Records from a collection
* * * * * * *

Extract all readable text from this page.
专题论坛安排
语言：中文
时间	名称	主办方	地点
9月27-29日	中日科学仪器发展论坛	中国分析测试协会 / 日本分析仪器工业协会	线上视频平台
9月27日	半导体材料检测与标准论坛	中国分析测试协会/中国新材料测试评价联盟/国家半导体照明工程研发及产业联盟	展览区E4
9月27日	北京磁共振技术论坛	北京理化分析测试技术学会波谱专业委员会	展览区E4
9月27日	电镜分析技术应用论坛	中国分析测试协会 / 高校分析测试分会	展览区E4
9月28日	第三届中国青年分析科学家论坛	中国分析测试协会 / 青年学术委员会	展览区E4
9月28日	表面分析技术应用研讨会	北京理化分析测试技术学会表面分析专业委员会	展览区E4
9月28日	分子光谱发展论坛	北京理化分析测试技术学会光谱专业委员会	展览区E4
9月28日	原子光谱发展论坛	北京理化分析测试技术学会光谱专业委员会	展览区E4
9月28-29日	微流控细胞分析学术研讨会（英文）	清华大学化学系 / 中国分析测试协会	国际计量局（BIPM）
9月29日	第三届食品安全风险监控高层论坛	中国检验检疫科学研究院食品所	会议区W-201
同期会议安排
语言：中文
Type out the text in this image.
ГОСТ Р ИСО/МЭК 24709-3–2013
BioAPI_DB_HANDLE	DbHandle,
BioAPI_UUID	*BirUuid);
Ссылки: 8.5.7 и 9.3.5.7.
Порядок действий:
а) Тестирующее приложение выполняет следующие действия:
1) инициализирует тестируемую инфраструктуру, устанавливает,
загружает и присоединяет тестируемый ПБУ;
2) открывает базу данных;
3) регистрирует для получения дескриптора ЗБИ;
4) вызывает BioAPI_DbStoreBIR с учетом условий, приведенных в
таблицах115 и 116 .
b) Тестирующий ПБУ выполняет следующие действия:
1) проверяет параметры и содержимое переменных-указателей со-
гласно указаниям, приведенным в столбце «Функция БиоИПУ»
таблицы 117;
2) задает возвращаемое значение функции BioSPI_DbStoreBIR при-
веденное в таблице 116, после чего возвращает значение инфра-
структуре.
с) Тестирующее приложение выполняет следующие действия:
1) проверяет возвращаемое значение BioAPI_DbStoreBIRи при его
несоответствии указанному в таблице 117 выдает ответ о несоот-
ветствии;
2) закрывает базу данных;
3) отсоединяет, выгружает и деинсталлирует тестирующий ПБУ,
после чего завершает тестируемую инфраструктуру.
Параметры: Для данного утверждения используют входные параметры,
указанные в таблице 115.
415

* * * * * * *

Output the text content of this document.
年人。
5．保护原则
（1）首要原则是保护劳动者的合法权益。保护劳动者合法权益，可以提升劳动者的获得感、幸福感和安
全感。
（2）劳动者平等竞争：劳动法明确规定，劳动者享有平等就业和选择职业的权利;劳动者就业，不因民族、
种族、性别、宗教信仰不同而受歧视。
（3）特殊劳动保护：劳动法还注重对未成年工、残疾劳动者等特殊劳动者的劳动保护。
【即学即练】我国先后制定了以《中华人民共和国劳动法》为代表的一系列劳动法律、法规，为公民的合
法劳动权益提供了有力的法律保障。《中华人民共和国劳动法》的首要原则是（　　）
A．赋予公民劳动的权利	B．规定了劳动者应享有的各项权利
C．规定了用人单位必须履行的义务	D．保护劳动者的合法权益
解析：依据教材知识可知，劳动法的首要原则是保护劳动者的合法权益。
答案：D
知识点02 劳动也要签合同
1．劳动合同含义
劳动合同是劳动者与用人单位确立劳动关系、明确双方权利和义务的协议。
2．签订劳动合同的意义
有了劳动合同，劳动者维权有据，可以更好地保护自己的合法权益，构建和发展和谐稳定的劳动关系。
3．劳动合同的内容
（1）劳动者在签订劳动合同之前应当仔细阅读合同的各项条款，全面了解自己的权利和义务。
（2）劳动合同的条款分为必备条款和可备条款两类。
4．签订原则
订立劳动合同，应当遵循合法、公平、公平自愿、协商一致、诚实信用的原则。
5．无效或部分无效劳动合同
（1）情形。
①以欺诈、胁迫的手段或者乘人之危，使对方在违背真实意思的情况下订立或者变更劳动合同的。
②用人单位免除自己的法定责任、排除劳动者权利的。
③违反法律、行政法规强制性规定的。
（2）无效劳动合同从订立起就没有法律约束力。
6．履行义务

* * * * * * *

→ **Task requirements**
Using the listing above, locate the lines that hold "таблице" and copy each one.

→ **Solution to this exercise**
веденное в таблице 116, после чего возвращает значение инфра-
несоответствии указанному в таблице 117 выдает ответ о несоот-
указанные в таблице 115.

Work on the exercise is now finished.